** Start of DATA RECORDS **

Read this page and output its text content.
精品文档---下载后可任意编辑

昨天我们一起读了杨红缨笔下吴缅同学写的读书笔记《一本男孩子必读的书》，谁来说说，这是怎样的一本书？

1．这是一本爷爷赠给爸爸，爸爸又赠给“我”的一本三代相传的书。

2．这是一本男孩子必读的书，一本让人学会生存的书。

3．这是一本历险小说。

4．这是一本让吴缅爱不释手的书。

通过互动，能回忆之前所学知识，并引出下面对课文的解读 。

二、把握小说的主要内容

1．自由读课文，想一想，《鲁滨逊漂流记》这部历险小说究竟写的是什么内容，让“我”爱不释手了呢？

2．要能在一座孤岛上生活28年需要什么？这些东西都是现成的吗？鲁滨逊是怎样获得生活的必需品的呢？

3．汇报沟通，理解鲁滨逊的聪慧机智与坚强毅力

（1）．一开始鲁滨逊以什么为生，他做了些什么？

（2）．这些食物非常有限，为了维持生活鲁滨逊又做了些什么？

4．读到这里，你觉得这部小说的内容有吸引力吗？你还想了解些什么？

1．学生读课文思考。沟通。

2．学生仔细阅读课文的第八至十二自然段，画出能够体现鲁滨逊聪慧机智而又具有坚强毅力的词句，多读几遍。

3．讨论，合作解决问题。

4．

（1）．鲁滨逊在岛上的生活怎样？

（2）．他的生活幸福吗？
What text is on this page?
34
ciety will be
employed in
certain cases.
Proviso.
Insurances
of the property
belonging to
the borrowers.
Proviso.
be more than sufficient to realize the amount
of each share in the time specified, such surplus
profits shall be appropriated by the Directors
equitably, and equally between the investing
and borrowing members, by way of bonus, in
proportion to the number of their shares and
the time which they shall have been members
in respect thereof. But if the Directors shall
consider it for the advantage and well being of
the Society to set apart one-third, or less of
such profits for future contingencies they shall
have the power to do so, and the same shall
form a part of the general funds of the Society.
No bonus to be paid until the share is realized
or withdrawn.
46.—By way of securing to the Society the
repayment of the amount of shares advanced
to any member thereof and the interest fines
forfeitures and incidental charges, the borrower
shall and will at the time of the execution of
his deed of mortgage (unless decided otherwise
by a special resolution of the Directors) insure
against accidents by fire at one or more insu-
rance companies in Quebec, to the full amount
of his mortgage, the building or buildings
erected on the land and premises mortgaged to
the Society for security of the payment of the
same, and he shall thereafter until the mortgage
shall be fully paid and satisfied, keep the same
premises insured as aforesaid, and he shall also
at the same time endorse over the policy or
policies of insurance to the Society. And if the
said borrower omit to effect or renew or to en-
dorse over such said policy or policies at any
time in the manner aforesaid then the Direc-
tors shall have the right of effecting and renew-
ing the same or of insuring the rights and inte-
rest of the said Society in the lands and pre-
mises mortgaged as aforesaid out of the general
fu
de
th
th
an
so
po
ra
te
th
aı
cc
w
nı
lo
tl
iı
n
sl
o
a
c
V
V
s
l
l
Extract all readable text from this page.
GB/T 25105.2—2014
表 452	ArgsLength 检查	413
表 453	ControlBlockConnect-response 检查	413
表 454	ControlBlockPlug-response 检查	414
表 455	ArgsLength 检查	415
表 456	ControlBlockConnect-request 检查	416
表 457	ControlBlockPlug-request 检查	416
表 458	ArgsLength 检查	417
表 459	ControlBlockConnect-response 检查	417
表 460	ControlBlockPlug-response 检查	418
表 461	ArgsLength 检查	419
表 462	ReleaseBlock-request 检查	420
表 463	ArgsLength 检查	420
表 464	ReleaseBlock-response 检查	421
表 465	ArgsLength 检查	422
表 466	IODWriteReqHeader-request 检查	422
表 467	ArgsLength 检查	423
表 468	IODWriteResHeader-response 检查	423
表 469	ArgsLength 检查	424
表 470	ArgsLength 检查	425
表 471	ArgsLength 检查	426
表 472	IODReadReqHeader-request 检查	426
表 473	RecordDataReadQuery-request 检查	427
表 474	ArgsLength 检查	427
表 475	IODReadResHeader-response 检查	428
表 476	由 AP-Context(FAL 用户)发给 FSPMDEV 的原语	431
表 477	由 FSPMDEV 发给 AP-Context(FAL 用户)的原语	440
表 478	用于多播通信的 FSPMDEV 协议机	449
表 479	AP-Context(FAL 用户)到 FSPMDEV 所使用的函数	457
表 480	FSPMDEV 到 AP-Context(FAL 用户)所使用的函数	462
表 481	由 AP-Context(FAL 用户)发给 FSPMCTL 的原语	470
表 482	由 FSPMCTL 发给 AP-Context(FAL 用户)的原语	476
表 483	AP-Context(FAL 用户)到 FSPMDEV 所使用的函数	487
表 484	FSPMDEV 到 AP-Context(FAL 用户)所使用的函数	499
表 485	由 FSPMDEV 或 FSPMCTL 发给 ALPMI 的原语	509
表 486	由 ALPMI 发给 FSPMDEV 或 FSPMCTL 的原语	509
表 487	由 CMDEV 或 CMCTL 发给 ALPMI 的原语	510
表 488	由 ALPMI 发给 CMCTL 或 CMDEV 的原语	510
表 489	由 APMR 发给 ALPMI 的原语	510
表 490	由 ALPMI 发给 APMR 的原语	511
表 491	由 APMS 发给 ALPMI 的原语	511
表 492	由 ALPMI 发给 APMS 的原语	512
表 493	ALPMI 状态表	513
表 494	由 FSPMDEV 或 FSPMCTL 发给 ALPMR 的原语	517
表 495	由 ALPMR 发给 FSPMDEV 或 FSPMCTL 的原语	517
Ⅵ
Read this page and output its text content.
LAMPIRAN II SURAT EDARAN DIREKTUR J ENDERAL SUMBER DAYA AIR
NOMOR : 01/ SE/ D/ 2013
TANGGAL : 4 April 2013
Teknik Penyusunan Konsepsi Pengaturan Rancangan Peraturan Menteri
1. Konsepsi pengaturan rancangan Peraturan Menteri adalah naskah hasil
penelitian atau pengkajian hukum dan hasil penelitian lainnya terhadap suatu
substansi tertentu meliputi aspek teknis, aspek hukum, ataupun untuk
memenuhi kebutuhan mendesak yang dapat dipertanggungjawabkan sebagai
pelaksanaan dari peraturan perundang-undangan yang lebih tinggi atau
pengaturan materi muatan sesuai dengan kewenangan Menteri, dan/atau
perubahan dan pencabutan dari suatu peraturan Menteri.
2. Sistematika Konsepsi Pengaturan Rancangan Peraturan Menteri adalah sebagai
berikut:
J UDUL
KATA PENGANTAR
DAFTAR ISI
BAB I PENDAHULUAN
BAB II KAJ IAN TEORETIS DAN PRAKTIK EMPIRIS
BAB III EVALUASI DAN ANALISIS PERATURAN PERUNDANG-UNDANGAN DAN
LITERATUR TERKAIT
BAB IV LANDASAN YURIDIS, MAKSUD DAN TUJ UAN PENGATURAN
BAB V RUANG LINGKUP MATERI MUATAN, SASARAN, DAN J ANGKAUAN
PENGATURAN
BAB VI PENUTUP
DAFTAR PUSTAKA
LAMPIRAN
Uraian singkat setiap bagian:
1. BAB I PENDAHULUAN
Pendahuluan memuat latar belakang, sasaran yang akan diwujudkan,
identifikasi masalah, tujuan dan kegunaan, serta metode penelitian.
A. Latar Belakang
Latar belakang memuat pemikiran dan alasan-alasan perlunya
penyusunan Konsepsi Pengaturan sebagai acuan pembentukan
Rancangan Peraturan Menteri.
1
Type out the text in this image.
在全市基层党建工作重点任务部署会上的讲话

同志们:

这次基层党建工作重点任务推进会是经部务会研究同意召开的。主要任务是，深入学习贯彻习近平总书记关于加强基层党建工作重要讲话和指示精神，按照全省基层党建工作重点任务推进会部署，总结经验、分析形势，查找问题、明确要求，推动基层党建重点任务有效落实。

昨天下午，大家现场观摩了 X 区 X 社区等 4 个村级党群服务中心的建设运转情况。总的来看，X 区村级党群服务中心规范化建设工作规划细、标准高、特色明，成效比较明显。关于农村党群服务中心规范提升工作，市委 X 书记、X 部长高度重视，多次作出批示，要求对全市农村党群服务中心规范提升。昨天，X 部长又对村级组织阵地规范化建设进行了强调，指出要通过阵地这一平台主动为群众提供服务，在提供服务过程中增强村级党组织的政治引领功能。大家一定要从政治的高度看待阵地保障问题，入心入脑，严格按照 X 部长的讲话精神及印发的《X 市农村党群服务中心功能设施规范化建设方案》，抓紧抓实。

** End of DATA RECORDS **

*EXERCISE GOAL*:
Track down the lines that include the word "penelitian" and copy them.

*EXPECTED ANSWER*:
penelitian atau pengkajian hukum dan hasil penelitian lainnya terhadap suatu
identifikasi masalah, tujuan dan kegunaan, serta metode penelitian.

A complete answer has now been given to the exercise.